-- TASK INPUTS start --

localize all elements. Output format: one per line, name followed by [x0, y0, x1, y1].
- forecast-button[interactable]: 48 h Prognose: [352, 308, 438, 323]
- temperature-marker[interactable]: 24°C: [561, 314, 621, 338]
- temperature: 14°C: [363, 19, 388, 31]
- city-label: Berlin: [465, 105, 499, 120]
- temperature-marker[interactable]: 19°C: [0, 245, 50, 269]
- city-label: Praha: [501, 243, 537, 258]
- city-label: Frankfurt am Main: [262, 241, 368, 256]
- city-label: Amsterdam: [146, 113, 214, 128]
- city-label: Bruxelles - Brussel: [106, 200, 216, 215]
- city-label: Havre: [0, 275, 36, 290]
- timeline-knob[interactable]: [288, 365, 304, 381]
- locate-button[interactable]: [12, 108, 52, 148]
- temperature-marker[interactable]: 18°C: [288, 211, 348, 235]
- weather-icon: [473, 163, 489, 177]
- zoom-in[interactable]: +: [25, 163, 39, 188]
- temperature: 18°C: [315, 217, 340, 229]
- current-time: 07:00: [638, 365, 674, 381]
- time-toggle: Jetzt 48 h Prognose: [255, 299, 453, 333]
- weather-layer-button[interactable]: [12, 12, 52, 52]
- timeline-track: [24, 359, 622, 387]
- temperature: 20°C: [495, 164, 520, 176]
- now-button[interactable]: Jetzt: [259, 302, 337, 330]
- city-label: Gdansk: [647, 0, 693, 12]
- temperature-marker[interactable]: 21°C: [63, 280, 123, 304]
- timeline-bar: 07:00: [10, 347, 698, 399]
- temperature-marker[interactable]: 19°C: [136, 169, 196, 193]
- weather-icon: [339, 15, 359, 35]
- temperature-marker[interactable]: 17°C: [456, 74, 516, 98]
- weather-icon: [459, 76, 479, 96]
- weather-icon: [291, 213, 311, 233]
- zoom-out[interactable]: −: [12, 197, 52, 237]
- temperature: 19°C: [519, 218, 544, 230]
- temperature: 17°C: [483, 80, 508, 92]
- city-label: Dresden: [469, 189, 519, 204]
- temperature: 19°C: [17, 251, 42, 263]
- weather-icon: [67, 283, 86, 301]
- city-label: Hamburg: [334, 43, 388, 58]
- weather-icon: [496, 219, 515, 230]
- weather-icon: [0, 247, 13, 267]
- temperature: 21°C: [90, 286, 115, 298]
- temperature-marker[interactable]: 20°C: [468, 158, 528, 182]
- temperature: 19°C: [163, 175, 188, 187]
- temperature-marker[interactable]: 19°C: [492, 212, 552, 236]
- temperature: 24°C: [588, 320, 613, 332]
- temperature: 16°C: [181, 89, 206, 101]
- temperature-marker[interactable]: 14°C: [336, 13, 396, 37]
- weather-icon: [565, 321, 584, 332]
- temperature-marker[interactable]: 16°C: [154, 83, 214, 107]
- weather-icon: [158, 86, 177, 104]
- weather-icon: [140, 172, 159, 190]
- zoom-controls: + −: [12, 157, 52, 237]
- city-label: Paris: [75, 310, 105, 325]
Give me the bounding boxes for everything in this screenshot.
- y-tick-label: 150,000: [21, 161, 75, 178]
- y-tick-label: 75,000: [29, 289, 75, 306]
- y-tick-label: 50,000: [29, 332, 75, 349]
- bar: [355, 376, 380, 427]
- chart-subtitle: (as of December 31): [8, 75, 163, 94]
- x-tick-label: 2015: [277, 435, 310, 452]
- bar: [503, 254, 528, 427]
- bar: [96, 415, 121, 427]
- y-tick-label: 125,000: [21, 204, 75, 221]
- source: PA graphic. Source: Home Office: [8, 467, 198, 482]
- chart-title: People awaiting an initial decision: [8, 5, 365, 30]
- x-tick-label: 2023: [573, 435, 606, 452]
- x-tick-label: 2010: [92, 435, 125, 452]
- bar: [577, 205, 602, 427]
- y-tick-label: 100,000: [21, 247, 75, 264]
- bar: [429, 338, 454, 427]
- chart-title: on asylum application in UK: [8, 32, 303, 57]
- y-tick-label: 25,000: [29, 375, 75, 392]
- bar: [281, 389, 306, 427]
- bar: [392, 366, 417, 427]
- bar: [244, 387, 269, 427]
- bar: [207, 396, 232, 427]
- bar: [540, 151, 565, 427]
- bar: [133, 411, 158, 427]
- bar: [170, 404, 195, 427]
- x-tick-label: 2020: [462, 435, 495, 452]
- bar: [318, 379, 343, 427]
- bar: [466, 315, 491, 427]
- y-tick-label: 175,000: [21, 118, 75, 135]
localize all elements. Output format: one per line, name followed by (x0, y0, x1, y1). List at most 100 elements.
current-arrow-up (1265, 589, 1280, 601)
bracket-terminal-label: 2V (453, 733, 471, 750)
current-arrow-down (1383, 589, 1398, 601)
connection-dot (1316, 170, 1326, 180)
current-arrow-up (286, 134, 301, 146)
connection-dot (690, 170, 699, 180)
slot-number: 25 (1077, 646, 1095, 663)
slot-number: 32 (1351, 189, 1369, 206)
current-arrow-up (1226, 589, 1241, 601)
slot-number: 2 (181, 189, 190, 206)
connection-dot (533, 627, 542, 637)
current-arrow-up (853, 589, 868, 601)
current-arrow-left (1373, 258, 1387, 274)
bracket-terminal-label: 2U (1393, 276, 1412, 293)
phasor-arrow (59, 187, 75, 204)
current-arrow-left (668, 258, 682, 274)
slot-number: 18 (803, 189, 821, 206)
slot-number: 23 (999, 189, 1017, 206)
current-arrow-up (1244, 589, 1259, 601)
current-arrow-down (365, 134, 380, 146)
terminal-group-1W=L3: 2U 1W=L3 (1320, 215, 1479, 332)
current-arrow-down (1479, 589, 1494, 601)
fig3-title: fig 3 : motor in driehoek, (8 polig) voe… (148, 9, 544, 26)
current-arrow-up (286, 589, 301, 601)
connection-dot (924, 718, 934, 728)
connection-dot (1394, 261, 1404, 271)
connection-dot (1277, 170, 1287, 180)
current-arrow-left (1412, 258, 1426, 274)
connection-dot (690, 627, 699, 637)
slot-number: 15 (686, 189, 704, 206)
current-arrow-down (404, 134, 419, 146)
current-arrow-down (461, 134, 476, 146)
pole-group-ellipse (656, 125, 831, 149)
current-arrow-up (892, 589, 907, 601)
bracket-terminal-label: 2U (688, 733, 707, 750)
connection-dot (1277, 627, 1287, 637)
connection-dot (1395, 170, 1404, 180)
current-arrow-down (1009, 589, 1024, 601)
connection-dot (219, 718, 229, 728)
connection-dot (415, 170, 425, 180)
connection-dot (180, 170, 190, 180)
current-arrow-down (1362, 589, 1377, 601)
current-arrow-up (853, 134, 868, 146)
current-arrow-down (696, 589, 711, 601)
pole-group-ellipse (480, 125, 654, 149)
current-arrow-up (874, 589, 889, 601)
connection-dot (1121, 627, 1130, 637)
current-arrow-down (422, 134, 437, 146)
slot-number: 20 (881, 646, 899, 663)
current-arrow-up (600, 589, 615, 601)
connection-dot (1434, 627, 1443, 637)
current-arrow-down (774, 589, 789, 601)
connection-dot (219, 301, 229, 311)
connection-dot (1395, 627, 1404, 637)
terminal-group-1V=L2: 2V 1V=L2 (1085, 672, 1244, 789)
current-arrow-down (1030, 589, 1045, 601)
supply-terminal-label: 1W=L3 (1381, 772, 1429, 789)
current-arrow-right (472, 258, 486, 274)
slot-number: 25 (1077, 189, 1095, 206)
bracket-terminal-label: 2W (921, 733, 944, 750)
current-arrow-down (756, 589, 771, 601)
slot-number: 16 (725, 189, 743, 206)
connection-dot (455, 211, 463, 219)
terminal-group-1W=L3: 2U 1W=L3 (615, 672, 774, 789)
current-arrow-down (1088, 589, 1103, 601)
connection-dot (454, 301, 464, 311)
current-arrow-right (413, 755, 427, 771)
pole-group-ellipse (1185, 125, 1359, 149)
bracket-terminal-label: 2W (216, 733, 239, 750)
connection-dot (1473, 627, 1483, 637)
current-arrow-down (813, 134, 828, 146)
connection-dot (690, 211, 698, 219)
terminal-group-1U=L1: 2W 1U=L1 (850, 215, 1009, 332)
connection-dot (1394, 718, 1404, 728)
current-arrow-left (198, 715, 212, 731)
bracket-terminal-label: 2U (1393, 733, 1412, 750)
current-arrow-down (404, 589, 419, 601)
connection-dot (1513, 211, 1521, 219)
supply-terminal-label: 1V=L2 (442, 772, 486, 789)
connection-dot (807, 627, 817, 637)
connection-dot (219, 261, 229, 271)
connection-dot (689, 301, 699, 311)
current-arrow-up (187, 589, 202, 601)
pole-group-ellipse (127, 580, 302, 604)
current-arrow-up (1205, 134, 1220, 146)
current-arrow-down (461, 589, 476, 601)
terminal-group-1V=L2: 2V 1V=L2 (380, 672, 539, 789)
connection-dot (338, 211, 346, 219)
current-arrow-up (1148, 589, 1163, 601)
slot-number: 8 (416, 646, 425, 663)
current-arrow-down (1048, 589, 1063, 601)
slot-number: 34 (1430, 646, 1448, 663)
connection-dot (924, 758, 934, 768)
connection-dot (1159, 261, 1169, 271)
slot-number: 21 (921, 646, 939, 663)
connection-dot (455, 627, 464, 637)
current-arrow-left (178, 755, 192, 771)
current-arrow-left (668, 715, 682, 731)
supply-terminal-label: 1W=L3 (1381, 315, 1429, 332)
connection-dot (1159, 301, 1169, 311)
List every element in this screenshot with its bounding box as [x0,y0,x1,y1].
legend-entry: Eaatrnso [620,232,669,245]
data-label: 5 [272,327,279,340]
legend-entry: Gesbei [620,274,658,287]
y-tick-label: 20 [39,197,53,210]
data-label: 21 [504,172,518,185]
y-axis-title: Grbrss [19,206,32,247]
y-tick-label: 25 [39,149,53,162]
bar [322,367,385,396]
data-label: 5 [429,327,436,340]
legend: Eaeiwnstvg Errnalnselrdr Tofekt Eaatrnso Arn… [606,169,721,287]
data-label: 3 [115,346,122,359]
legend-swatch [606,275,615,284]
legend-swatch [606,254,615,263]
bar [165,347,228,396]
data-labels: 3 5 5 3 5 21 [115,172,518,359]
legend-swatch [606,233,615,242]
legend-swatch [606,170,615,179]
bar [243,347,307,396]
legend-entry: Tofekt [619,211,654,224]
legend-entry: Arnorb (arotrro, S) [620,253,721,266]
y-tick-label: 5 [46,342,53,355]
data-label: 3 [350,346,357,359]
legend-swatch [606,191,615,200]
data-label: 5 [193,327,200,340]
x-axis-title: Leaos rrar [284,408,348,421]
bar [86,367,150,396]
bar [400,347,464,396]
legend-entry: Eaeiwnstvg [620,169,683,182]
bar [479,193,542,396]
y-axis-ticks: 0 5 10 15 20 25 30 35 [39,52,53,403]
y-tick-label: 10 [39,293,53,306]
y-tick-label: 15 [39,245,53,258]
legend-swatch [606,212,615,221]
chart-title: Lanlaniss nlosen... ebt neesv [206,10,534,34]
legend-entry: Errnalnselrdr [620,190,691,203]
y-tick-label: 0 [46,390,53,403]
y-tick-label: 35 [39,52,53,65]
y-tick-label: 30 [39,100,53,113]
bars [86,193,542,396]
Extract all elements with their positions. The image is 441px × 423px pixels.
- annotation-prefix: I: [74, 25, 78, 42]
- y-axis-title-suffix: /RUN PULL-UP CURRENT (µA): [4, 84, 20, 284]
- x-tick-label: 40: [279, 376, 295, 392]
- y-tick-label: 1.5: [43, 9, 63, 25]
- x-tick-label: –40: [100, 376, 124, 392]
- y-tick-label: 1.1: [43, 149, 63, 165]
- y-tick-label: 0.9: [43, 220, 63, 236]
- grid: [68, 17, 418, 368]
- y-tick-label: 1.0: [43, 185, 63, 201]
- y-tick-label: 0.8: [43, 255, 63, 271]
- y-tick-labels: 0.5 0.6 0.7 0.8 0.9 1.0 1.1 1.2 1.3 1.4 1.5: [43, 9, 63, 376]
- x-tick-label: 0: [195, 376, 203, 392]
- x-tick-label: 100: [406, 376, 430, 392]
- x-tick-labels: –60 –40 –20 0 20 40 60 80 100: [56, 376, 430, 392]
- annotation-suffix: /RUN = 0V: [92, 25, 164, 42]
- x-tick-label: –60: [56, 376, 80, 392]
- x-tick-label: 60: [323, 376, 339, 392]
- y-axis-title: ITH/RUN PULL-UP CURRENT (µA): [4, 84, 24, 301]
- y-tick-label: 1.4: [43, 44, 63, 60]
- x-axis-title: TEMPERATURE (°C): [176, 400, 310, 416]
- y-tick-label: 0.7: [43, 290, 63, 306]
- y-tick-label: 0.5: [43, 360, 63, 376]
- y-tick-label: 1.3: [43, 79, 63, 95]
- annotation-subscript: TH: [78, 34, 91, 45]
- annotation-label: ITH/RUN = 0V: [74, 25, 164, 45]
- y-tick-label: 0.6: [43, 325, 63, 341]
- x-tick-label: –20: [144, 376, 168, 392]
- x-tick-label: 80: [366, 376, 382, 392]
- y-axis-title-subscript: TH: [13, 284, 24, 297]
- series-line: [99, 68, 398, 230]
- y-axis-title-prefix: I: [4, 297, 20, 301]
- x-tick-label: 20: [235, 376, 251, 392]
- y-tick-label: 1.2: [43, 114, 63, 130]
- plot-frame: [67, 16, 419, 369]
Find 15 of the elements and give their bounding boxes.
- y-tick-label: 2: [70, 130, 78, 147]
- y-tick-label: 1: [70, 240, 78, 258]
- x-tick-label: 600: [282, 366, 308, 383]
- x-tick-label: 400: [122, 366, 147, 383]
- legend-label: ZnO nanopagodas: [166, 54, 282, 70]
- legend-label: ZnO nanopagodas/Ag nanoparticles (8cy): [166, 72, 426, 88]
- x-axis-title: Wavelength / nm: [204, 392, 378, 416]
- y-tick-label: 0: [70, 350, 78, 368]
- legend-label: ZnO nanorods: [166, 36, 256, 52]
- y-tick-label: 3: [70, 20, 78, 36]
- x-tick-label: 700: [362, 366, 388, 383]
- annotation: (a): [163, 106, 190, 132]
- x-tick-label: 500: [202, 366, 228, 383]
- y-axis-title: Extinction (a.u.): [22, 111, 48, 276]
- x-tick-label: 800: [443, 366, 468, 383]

-- TASK INPUTS end --

* [EXERCISE TASK]: Copy out the part of the material that opens with its first line and closes with the line containing "- city-label: Berlin: [465, 105, 499, 120]", including both of those lines, with each line unchanged.

* [RESPONSE BELOW]:
localize all elements. Output format: one per line, name followed by [x0, y0, x1, y1].
- forecast-button[interactable]: 48 h Prognose: [352, 308, 438, 323]
- temperature-marker[interactable]: 24°C: [561, 314, 621, 338]
- temperature: 14°C: [363, 19, 388, 31]
- city-label: Berlin: [465, 105, 499, 120]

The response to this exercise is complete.